◆ **THE PROBLEM**
Format every line of the data below as a numbered list, skipping blank lines and leaving out the pictures.

◆ **EXERCISE DATA**
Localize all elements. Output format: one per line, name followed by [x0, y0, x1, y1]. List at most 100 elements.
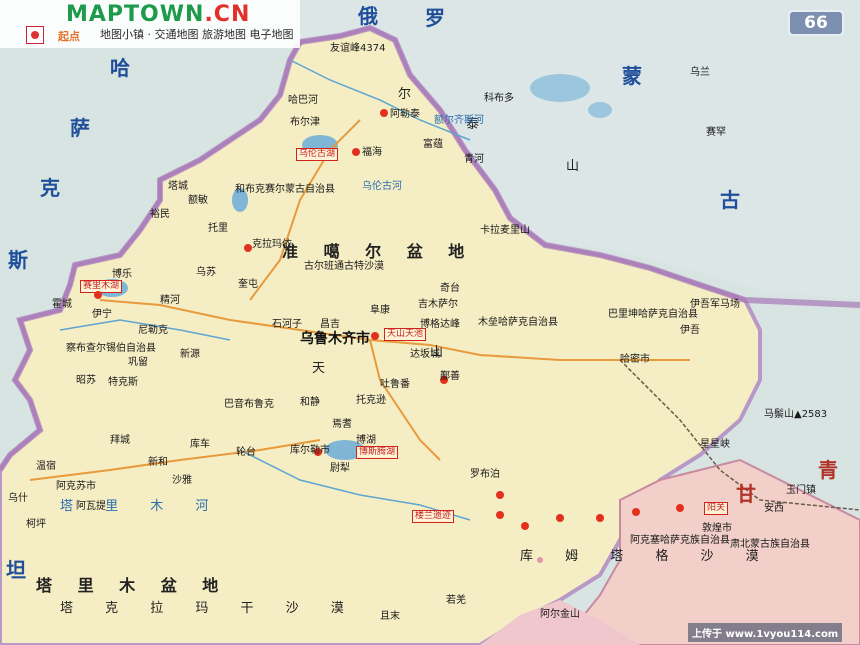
place-label: 阿克苏市 [56, 481, 96, 492]
tag-sayram-lake[interactable]: 赛里木湖 [80, 280, 123, 293]
place-label: 福海 [362, 147, 382, 158]
kazakh-mark-3: 克 [40, 176, 60, 200]
scenic-dot[interactable] [676, 504, 684, 512]
place-label: 巴里坤哈萨克自治县 [608, 309, 698, 320]
place-label: 柯坪 [26, 519, 46, 530]
scenic-dot[interactable] [371, 332, 379, 340]
river-label: 乌伦古河 [362, 181, 402, 192]
junggar-basin-label: 准 噶 尔 盆 地 [282, 242, 475, 261]
place-label: 吐鲁番 [380, 379, 410, 390]
site-logo[interactable]: MAPTOWN.CN [66, 2, 250, 27]
place-label: 乌什 [8, 493, 28, 504]
place-label: 卡拉麦里山 [480, 225, 530, 236]
place-label: 乌苏 [196, 267, 216, 278]
place-label: 罗布泊 [470, 469, 500, 480]
upload-credit: 上传于 www.1vyou114.com [688, 623, 843, 642]
place-label: 精河 [160, 295, 180, 306]
place-label: 博格达峰 [420, 319, 460, 330]
place-label: 库车 [190, 439, 210, 450]
tag-loulan[interactable]: 楼兰遗迹 [412, 510, 455, 523]
place-label: 克拉玛依 [252, 239, 292, 250]
place-label: 马鬃山▲2583 [764, 409, 828, 420]
place-label: 哈巴河 [288, 95, 318, 106]
scenic-dot[interactable] [521, 522, 529, 530]
scenic-dot[interactable] [244, 244, 252, 252]
place-label: 友谊峰4374 [330, 43, 386, 54]
place-label: 塔城 [168, 181, 188, 192]
scenic-dot[interactable] [380, 109, 388, 117]
place-label: 乌兰 [690, 67, 710, 78]
scenic-dot[interactable] [352, 148, 360, 156]
scenic-dot[interactable] [556, 514, 564, 522]
place-label: 且末 [380, 611, 400, 622]
kazakh-mark-1: 哈 [110, 56, 130, 80]
page-number-badge: 66 [788, 10, 844, 36]
site-nav[interactable]: 地图小镇 · 交通地图 旅游地图 电子地图 [100, 26, 293, 42]
place-label: 和静 [300, 397, 320, 408]
place-label: 哈密市 [620, 354, 650, 365]
scenic-dot[interactable] [632, 508, 640, 516]
beishan-label: 山 [566, 159, 594, 174]
place-label: 阿尔金山 [540, 609, 580, 620]
site-header: MAPTOWN.CN 起点 地图小镇 · 交通地图 旅游地图 电子地图 [0, 0, 300, 48]
start-label: 起点 [58, 30, 80, 43]
place-label: 博湖 [356, 435, 376, 446]
start-marker-icon [26, 26, 44, 44]
kazakh-mark-2: 萨 [70, 116, 90, 140]
place-label: 赛罕 [706, 127, 726, 138]
place-label: 和布克赛尔蒙古自治县 [235, 184, 335, 195]
place-label: 阿瓦提 [76, 501, 106, 512]
altai-label: 尔 [398, 87, 426, 102]
tag-bosten-lake[interactable]: 博斯腾湖 [356, 446, 399, 459]
russia-mark-2: 罗 [425, 6, 445, 30]
qinghai-label: 青 [818, 458, 838, 482]
place-label: 霍城 [52, 299, 72, 310]
tianshan-label: 天 [312, 361, 340, 376]
place-label: 星星峡 [700, 439, 730, 450]
scenic-dot[interactable] [496, 491, 504, 499]
place-label: 伊宁 [92, 309, 112, 320]
mongolia-mark-1: 蒙 [622, 64, 642, 88]
place-label: 伊吾 [680, 325, 700, 336]
place-label: 肃北蒙古族自治县 [730, 539, 810, 550]
place-label: 焉耆 [332, 419, 352, 430]
place-label: 石河子 [272, 319, 302, 330]
russia-mark-3: 斯 [8, 248, 28, 272]
logo-suffix: .CN [204, 2, 251, 27]
place-label: 奇台 [440, 283, 460, 294]
tarim-basin-label: 塔 里 木 盆 地 [36, 576, 229, 595]
place-label: 奎屯 [238, 279, 258, 290]
tag-yangguan[interactable]: 阳关 [704, 502, 729, 515]
place-label: 阿勒泰 [390, 109, 420, 120]
place-label: 托克逊 [356, 395, 386, 406]
place-label: 巴音布鲁克 [224, 399, 274, 410]
place-label: 安西 [764, 503, 784, 514]
place-label: 若羌 [446, 595, 466, 606]
taklamakan-label: 塔 克 拉 玛 干 沙 漠 [60, 601, 358, 616]
place-label: 库尔勒市 [290, 445, 330, 456]
river-label: 额尔齐斯河 [434, 115, 484, 126]
place-label: 沙雅 [172, 475, 192, 486]
place-label: 察布查尔锡伯自治县 [66, 343, 156, 354]
place-label: 科布多 [484, 93, 514, 104]
place-label: 巩留 [128, 357, 148, 368]
place-label: 新和 [148, 457, 168, 468]
place-label: 昭苏 [76, 375, 96, 386]
place-label: 阿克塞哈萨克族自治县 [630, 535, 730, 546]
place-label: 温宿 [36, 461, 56, 472]
place-label: 特克斯 [108, 377, 138, 388]
place-label: 鄯善 [440, 371, 460, 382]
place-label: 尉犁 [330, 463, 350, 474]
place-label: 阜康 [370, 305, 390, 316]
russia-mark-1: 俄 [358, 4, 378, 28]
place-label: 伊吾军马场 [690, 299, 740, 310]
place-label: 青河 [464, 154, 484, 165]
tag-ulungur-lake[interactable]: 乌伦古湖 [296, 148, 339, 161]
scenic-dot[interactable] [596, 514, 604, 522]
place-label: 额敏 [188, 195, 208, 206]
place-label: 托里 [208, 223, 228, 234]
place-label: 达坂城 [410, 349, 440, 360]
capital-label: 乌鲁木齐市 [300, 331, 370, 347]
scenic-dot[interactable] [94, 291, 102, 299]
scenic-dot[interactable] [496, 511, 504, 519]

◆ **WRITTEN SOLUTION**
1. Localize all elements. Output format: one per line, name followed by [x0, y0, x1, y1]. List at most 100 elements.
2. place-label: 阿克苏市 [56, 481, 96, 492]
3. tag-sayram-lake[interactable]: 赛里木湖 [80, 280, 123, 293]
4. place-label: 福海 [362, 147, 382, 158]
5. kazakh-mark-3: 克 [40, 176, 60, 200]
6. scenic-dot[interactable] [676, 504, 684, 512]
7. place-label: 巴里坤哈萨克自治县 [608, 309, 698, 320]
8. place-label: 柯坪 [26, 519, 46, 530]
9. scenic-dot[interactable] [371, 332, 379, 340]
10. river-label: 乌伦古河 [362, 181, 402, 192]
11. junggar-basin-label: 准 噶 尔 盆 地 [282, 242, 475, 261]
12. place-label: 吐鲁番 [380, 379, 410, 390]
13. site-logo[interactable]: MAPTOWN.CN [66, 2, 250, 27]
14. place-label: 乌什 [8, 493, 28, 504]
15. place-label: 卡拉麦里山 [480, 225, 530, 236]
16. place-label: 乌苏 [196, 267, 216, 278]
17. place-label: 罗布泊 [470, 469, 500, 480]
18. upload-credit: 上传于 www.1vyou114.com [688, 623, 843, 642]
19. place-label: 精河 [160, 295, 180, 306]
20. place-label: 博格达峰 [420, 319, 460, 330]
21. place-label: 库车 [190, 439, 210, 450]
22. tag-loulan[interactable]: 楼兰遗迹 [412, 510, 455, 523]
23. place-label: 克拉玛依 [252, 239, 292, 250]
24. place-label: 马鬃山▲2583 [764, 409, 828, 420]
25. place-label: 哈巴河 [288, 95, 318, 106]
26. scenic-dot[interactable] [521, 522, 529, 530]
27. scenic-dot[interactable] [244, 244, 252, 252]
28. place-label: 友谊峰4374 [330, 43, 386, 54]
29. place-label: 塔城 [168, 181, 188, 192]
30. scenic-dot[interactable] [380, 109, 388, 117]
31. place-label: 乌兰 [690, 67, 710, 78]
32. scenic-dot[interactable] [352, 148, 360, 156]
33. scenic-dot[interactable] [556, 514, 564, 522]
34. place-label: 且末 [380, 611, 400, 622]
35. kazakh-mark-1: 哈 [110, 56, 130, 80]
36. page-number-badge: 66 [788, 10, 844, 36]
37. site-nav[interactable]: 地图小镇 · 交通地图 旅游地图 电子地图 [100, 26, 293, 42]
38. place-label: 和静 [300, 397, 320, 408]
39. place-label: 哈密市 [620, 354, 650, 365]
40. scenic-dot[interactable] [632, 508, 640, 516]
41. beishan-label: 山 [566, 159, 594, 174]
42. place-label: 阿尔金山 [540, 609, 580, 620]
43. site-header: MAPTOWN.CN 起点 地图小镇 · 交通地图 旅游地图 电子地图 [0, 0, 300, 48]
44. start-label: 起点 [58, 30, 80, 43]
45. place-label: 博湖 [356, 435, 376, 446]
46. start-marker-icon [26, 26, 44, 44]
47. kazakh-mark-2: 萨 [70, 116, 90, 140]
48. place-label: 赛罕 [706, 127, 726, 138]
49. place-label: 和布克赛尔蒙古自治县 [235, 184, 335, 195]
50. place-label: 阿瓦提 [76, 501, 106, 512]
51. altai-label: 尔 [398, 87, 426, 102]
52. tag-bosten-lake[interactable]: 博斯腾湖 [356, 446, 399, 459]
53. russia-mark-2: 罗 [425, 6, 445, 30]
54. qinghai-label: 青 [818, 458, 838, 482]
55. place-label: 霍城 [52, 299, 72, 310]
56. tianshan-label: 天 [312, 361, 340, 376]
57. place-label: 星星峡 [700, 439, 730, 450]
58. scenic-dot[interactable] [496, 491, 504, 499]
59. place-label: 伊宁 [92, 309, 112, 320]
60. mongolia-mark-1: 蒙 [622, 64, 642, 88]
61. place-label: 伊吾 [680, 325, 700, 336]
62. place-label: 肃北蒙古族自治县 [730, 539, 810, 550]
63. place-label: 焉耆 [332, 419, 352, 430]
64. place-label: 石河子 [272, 319, 302, 330]
65. russia-mark-3: 斯 [8, 248, 28, 272]
66. logo-suffix: .CN [204, 2, 251, 27]
67. place-label: 奇台 [440, 283, 460, 294]
68. tarim-basin-label: 塔 里 木 盆 地 [36, 576, 229, 595]
69. place-label: 奎屯 [238, 279, 258, 290]
70. tag-yangguan[interactable]: 阳关 [704, 502, 729, 515]
71. place-label: 阿勒泰 [390, 109, 420, 120]
72. place-label: 托克逊 [356, 395, 386, 406]
73. place-label: 巴音布鲁克 [224, 399, 274, 410]
74. place-label: 安西 [764, 503, 784, 514]
75. place-label: 若羌 [446, 595, 466, 606]
76. taklamakan-label: 塔 克 拉 玛 干 沙 漠 [60, 601, 358, 616]
77. place-label: 库尔勒市 [290, 445, 330, 456]
78. river-label: 额尔齐斯河 [434, 115, 484, 126]
79. place-label: 沙雅 [172, 475, 192, 486]
80. place-label: 察布查尔锡伯自治县 [66, 343, 156, 354]
81. place-label: 科布多 [484, 93, 514, 104]
82. place-label: 巩留 [128, 357, 148, 368]
83. place-label: 新和 [148, 457, 168, 468]
84. place-label: 昭苏 [76, 375, 96, 386]
85. place-label: 阿克塞哈萨克族自治县 [630, 535, 730, 546]
86. place-label: 温宿 [36, 461, 56, 472]
87. place-label: 特克斯 [108, 377, 138, 388]
88. place-label: 鄯善 [440, 371, 460, 382]
89. place-label: 尉犁 [330, 463, 350, 474]
90. place-label: 阜康 [370, 305, 390, 316]
91. russia-mark-1: 俄 [358, 4, 378, 28]
92. place-label: 伊吾军马场 [690, 299, 740, 310]
93. place-label: 青河 [464, 154, 484, 165]
94. tag-ulungur-lake[interactable]: 乌伦古湖 [296, 148, 339, 161]
95. scenic-dot[interactable] [596, 514, 604, 522]
96. place-label: 额敏 [188, 195, 208, 206]
97. place-label: 托里 [208, 223, 228, 234]
98. place-label: 达坂城 [410, 349, 440, 360]
99. capital-label: 乌鲁木齐市 [300, 331, 370, 347]
100. scenic-dot[interactable] [94, 291, 102, 299]
101. scenic-dot[interactable] [496, 511, 504, 519]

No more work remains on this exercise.